### EXERCISE INSTRUCTIONS
Seek out every line containing the word "fields", and copy each.

◇ ◇ ◇ ◇ ◇

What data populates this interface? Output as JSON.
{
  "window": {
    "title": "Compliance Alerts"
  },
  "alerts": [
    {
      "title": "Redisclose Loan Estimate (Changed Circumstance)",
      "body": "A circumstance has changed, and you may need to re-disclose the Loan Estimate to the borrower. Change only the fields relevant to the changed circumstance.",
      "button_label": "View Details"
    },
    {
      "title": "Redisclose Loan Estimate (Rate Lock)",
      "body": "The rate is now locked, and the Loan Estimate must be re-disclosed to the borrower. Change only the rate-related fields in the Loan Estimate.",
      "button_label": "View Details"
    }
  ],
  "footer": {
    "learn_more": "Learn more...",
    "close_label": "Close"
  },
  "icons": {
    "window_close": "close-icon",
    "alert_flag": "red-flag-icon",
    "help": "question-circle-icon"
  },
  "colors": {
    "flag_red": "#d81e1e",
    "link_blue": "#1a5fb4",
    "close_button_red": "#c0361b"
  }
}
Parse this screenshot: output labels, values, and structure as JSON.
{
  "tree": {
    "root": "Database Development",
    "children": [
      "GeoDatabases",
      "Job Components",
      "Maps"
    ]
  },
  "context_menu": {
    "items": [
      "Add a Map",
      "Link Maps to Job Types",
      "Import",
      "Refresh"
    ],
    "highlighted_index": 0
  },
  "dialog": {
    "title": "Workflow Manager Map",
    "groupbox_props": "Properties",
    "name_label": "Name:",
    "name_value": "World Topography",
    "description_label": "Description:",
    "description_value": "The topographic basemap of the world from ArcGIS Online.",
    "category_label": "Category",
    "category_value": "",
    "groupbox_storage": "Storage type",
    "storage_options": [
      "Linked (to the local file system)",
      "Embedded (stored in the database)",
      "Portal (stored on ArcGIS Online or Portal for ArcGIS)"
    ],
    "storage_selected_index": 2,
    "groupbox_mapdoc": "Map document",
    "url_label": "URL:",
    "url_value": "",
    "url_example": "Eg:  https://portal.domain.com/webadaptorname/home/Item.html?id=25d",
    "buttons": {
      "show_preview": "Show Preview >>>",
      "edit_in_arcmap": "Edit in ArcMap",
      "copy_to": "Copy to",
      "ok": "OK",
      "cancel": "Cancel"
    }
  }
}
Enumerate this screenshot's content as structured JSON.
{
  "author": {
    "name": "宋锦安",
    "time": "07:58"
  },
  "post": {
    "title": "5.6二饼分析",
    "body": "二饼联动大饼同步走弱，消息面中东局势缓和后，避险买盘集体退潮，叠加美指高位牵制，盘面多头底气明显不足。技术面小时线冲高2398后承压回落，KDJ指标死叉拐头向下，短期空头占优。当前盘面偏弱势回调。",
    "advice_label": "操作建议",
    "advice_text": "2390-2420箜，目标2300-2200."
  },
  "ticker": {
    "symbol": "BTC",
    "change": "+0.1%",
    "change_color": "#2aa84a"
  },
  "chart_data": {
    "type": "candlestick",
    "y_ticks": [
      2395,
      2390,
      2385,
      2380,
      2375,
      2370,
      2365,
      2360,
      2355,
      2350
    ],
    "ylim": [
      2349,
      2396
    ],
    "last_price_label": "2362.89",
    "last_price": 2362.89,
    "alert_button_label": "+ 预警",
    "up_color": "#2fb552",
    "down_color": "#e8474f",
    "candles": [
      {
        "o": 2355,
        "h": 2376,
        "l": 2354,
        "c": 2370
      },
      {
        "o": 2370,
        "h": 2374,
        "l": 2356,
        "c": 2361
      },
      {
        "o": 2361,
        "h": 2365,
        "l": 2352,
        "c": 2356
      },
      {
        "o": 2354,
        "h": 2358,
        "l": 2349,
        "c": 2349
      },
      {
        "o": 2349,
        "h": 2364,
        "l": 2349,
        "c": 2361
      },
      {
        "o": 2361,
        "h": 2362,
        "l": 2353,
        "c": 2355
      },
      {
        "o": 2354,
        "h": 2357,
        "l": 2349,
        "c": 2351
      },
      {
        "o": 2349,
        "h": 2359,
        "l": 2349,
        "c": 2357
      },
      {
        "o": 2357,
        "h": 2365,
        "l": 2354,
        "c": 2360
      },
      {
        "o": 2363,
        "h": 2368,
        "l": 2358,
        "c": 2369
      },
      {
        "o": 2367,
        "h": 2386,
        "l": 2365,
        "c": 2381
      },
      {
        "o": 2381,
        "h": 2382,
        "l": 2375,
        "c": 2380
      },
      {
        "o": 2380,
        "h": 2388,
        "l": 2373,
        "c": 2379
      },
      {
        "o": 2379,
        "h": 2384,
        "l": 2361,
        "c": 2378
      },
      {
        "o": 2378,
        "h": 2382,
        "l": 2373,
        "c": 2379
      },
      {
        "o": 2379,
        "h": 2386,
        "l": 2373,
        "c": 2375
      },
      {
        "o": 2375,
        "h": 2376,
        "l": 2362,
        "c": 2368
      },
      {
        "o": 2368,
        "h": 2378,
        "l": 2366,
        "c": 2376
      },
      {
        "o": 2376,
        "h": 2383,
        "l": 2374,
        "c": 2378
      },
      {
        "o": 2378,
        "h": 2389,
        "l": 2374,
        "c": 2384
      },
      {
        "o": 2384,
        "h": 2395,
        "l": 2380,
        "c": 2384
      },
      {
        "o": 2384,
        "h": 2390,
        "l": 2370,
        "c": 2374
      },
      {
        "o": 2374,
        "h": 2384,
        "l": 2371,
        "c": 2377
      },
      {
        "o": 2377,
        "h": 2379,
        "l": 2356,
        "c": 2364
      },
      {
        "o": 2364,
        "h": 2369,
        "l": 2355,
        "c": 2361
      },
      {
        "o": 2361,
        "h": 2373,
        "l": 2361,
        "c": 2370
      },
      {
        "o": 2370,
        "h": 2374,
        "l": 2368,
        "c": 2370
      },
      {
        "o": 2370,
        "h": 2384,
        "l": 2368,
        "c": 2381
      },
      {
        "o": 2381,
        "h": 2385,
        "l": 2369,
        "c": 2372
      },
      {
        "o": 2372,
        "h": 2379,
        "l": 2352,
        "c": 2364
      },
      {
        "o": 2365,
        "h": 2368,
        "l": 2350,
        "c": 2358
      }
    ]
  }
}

◇ ◇ ◇ ◇ ◇

### WRITTEN SOLUTION
      "body": "A circumstance has changed, and you may need to re-disclose the Loan Estimate to the borrower. Change only the fields relevant to the changed circumstance.",
      "body": "The rate is now locked, and the Loan Estimate must be re-disclosed to the borrower. Change only the rate-related fields in the Loan Estimate.",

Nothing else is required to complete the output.